→ **Work to complete**: Copy out all the lines where "appareil" shows up.

........

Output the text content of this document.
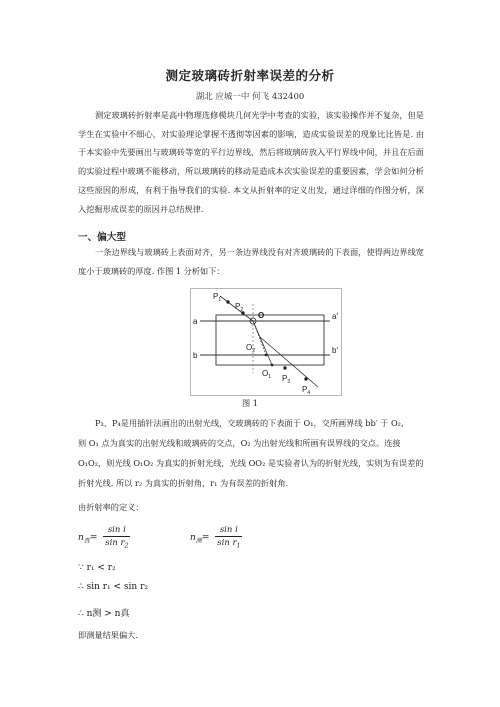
测定玻璃砖折射率误差的分析
湖北 应城一中 何飞 432400
测定玻璃砖折射率是高中物理选修模块几何光学中考查的实验，该实验操作并不复杂，但是学生在实验中不细心，对实验理论掌握不透彻等因素的影响，造成实验误差的现象比比皆是. 由于本实验中先要画出与玻璃砖等宽的平行边界线，然后将玻璃砖放入平行界线中间，并且在后面的实验过程中玻璃不能移动，所以玻璃砖的移动是造成本次实验误差的重要因素，学会如何分析这些原因的形成，有利于指导我们的实验. 本文从折射率的定义出发，通过详细的作图分析，深入挖掘形成误差的原因并总结规律.
一、偏大型
一条边界线与玻璃砖上表面对齐，另一条边界线没有对齐玻璃砖的下表面，使得两边界线宽度小于玻璃砖的厚度. 作图 1 分析如下：
$P_1$
$P_2$
a
a′
b
b′
O
$O_2$
$O_1$ $P_3$
$P_4$
图 1
P₃、P₄是用插针法画出的出射光线，交玻璃砖的下表面于 O₁，交所画界线 bb′ 于 O₂,
则 O₁ 点为真实的出射光线和玻璃砖的交点，O₂ 为出射光线和所画有误界线的交点。连接
O₁O₂，则光线 O₁O₂ 为真实的折射光线，光线 OO₂ 是实验者认为的折射光线，实则为有误差的
折射光线. 所以 r₂ 为真实的折射角，r₁ 为有误差的折射角.
由折射率的定义：
$n_真= \frac{\text{sin i}}{\sin r_2}$	$n_测= \frac{\text{sin i}}{\sin r_1}$
∵ r₁ < r₂
∴ sin r₁ < sin r₂
∴ n测 > n真
即测量结果偏大.
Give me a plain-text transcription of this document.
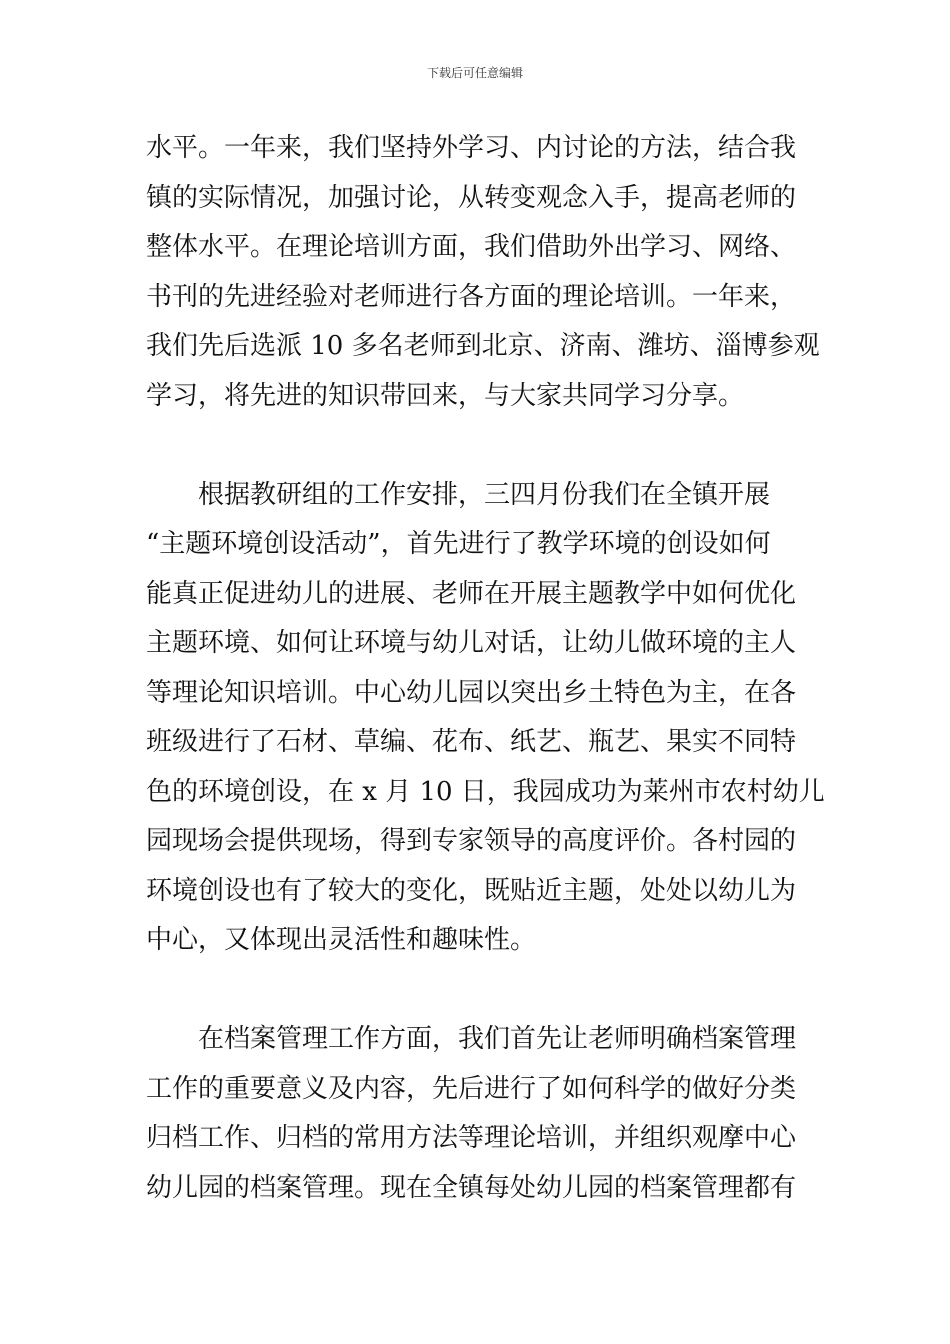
下载后可任意编辑
水平。一年来，我们坚持外学习、内讨论的方法，结合我
镇的实际情况，加强讨论，从转变观念入手，提高老师的
整体水平。在理论培训方面，我们借助外出学习、网络、
书刊的先进经验对老师进行各方面的理论培训。一年来，
我们先后选派 10 多名老师到北京、济南、潍坊、淄博参观
学习，将先进的知识带回来，与大家共同学习分享。
　　根据教研组的工作安排，三四月份我们在全镇开展
“主题环境创设活动”，首先进行了教学环境的创设如何
能真正促进幼儿的进展、老师在开展主题教学中如何优化
主题环境、如何让环境与幼儿对话，让幼儿做环境的主人
等理论知识培训。中心幼儿园以突出乡土特色为主，在各
班级进行了石材、草编、花布、纸艺、瓶艺、果实不同特
色的环境创设，在 x 月 10 日，我园成功为莱州市农村幼儿
园现场会提供现场，得到专家领导的高度评价。各村园的
环境创设也有了较大的变化，既贴近主题，处处以幼儿为
中心，又体现出灵活性和趣味性。
　　在档案管理工作方面，我们首先让老师明确档案管理
工作的重要意义及内容，先后进行了如何科学的做好分类
归档工作、归档的常用方法等理论培训，并组织观摩中心
幼儿园的档案管理。现在全镇每处幼儿园的档案管理都有
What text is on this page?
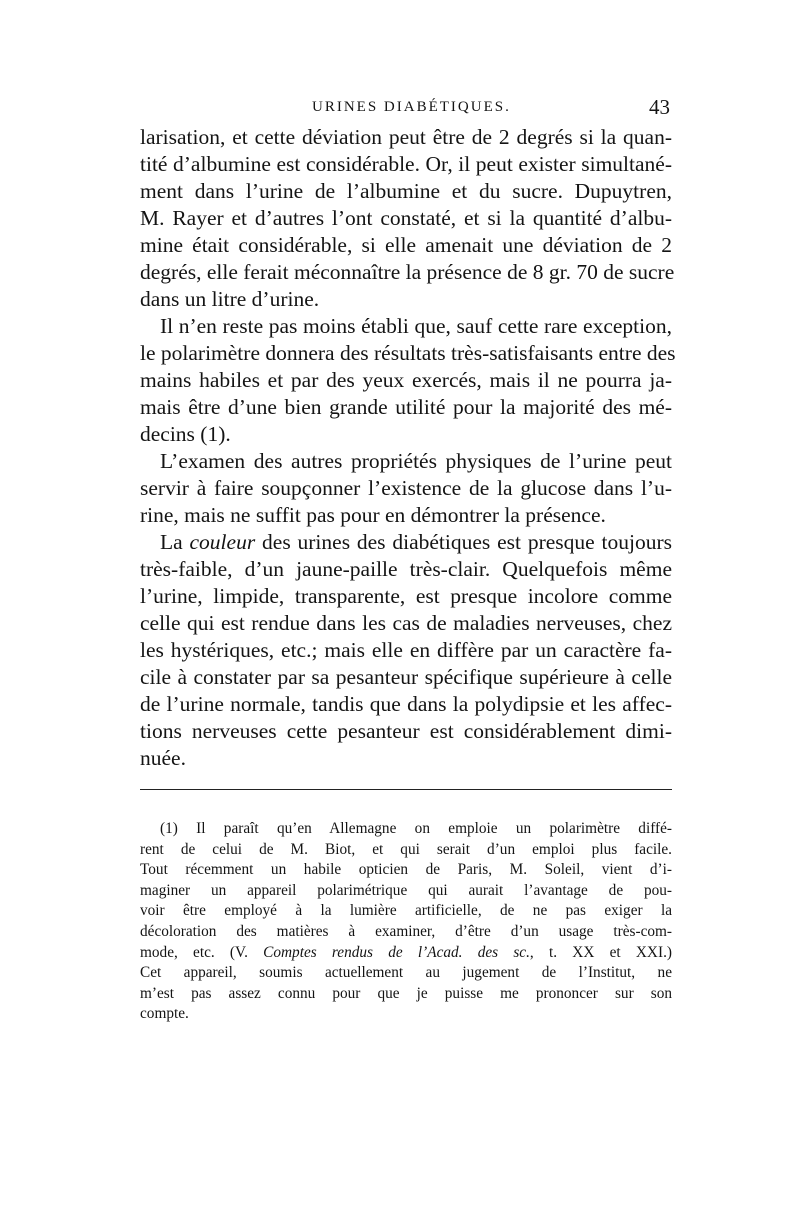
URINES DIABÉTIQUES.	43
larisation, et cette déviation peut être de 2 degrés si la quan-
tité d’albumine est considérable. Or, il peut exister simultané-
ment dans l’urine de l’albumine et du sucre. Dupuytren,
M. Rayer et d’autres l’ont constaté, et si la quantité d’albu-
mine était considérable, si elle amenait une déviation de 2
degrés, elle ferait méconnaître la présence de 8 gr. 70 de sucre
dans un litre d’urine.
Il n’en reste pas moins établi que, sauf cette rare exception,
le polarimètre donnera des résultats très-satisfaisants entre des
mains habiles et par des yeux exercés, mais il ne pourra ja-
mais être d’une bien grande utilité pour la majorité des mé-
decins (1).
L’examen des autres propriétés physiques de l’urine peut
servir à faire soupçonner l’existence de la glucose dans l’u-
rine, mais ne suffit pas pour en démontrer la présence.
La couleur des urines des diabétiques est presque toujours
très-faible, d’un jaune-paille très-clair. Quelquefois même
l’urine, limpide, transparente, est presque incolore comme
celle qui est rendue dans les cas de maladies nerveuses, chez
les hystériques, etc.; mais elle en diffère par un caractère fa-
cile à constater par sa pesanteur spécifique supérieure à celle
de l’urine normale, tandis que dans la polydipsie et les affec-
tions nerveuses cette pesanteur est considérablement dimi-
nuée.
(1) Il paraît qu’en Allemagne on emploie un polarimètre diffé-
rent de celui de M. Biot, et qui serait d’un emploi plus facile.
Tout récemment un habile opticien de Paris, M. Soleil, vient d’i-
maginer un appareil polarimétrique qui aurait l’avantage de pou-
voir être employé à la lumière artificielle, de ne pas exiger la
décoloration des matières à examiner, d’être d’un usage très-com-
mode, etc. (V. Comptes rendus de l’Acad. des sc., t. XX et XXI.)
Cet appareil, soumis actuellement au jugement de l’Institut, ne
m’est pas assez connu pour que je puisse me prononcer sur son
compte.
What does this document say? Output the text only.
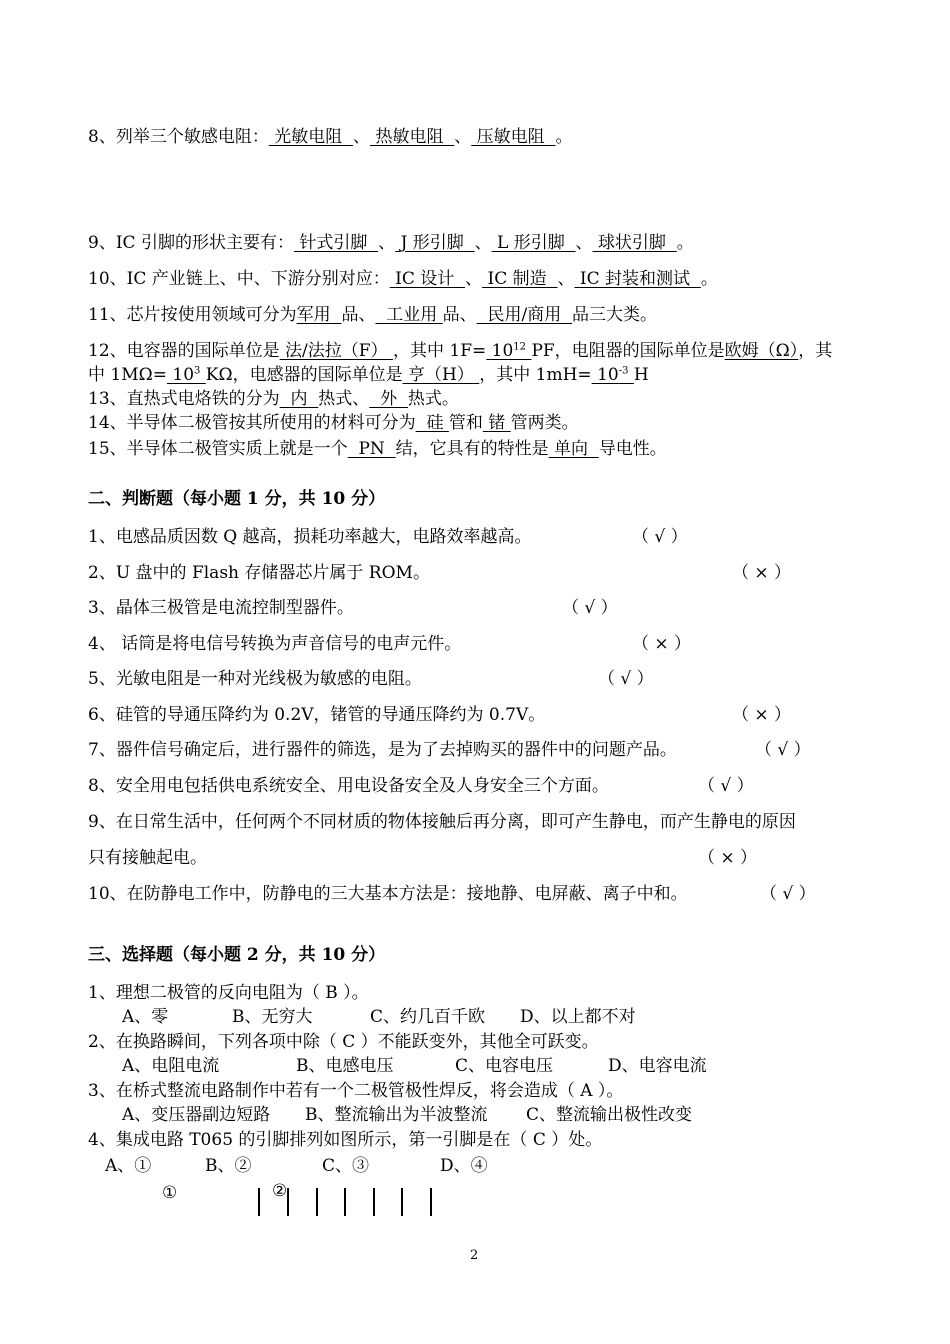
8、列举三个敏感电阻： 光敏电阻 、 热敏电阻 、 压敏电阻 。
9、IC 引脚的形状主要有： 针式引脚 、 J 形引脚 、 L 形引脚 、 球状引脚 。
10、IC 产业链上、中、下游分别对应： IC 设计 、 IC 制造 、 IC 封装和测试 。
11、芯片按使用领域可分为军用 品、 工业用 品、 民用/商用 品三大类。
12、电容器的国际单位是 法/法拉（F） ，其中 $1F= 10^{12}$ PF，电阻器的国际单位是欧姆（Ω），其
中 $1M\Omega= 10^3$ KΩ，电感器的国际单位是 亨（H） ，其中 $1mH= 10^{-3}$ H
13、直热式电烙铁的分为 内 热式、 外 热式。
14、半导体二极管按其所使用的材料可分为 硅 管和 锗 管两类。
15、半导体二极管实质上就是一个 PN 结，它具有的特性是 单向 导电性。
二、判断题（每小题 1 分，共 10 分）
1、电感品质因数 Q 越高，损耗功率越大，电路效率越高。	（ √ ）
2、U 盘中的 Flash 存储器芯片属于 ROM。	（ × ）
3、晶体三极管是电流控制型器件。	（ √ ）
4、 话筒是将电信号转换为声音信号的电声元件。	（ × ）
5、光敏电阻是一种对光线极为敏感的电阻。	（ √ ）
6、硅管的导通压降约为 0.2V，锗管的导通压降约为 0.7V。	（ × ）
7、器件信号确定后，进行器件的筛选，是为了去掉购买的器件中的问题产品。	（ √ ）
8、安全用电包括供电系统安全、用电设备安全及人身安全三个方面。	（ √ ）
9、在日常生活中，任何两个不同材质的物体接触后再分离，即可产生静电，而产生静电的原因
只有接触起电。	（ × ）
10、在防静电工作中，防静电的三大基本方法是：接地静、电屏蔽、离子中和。	（ √ ）
三、选择题（每小题 2 分，共 10 分）
1、理想二极管的反向电阻为（ B ）。
A、零	B、无穷大	C、约几百千欧 D、以上都不对
2、在换路瞬间，下列各项中除（ C ）不能跃变外，其他全可跃变。
A、电阻电流	B、电感电压	C、电容电压	D、电容电流
3、在桥式整流电路制作中若有一个二极管极性焊反，将会造成（ A ）。
A、变压器副边短路 B、整流输出为半波整流 C、整流输出极性改变
4、集成电路 T065 的引脚排列如图所示，第一引脚是在（ C ）处。
A、①	B、②	C、③	D、④
①	②
2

........

→ **Output for this task**:
maginer un appareil polarimétrique qui aurait l’avantage de pou-
Cet appareil, soumis actuellement au jugement de l’Institut, ne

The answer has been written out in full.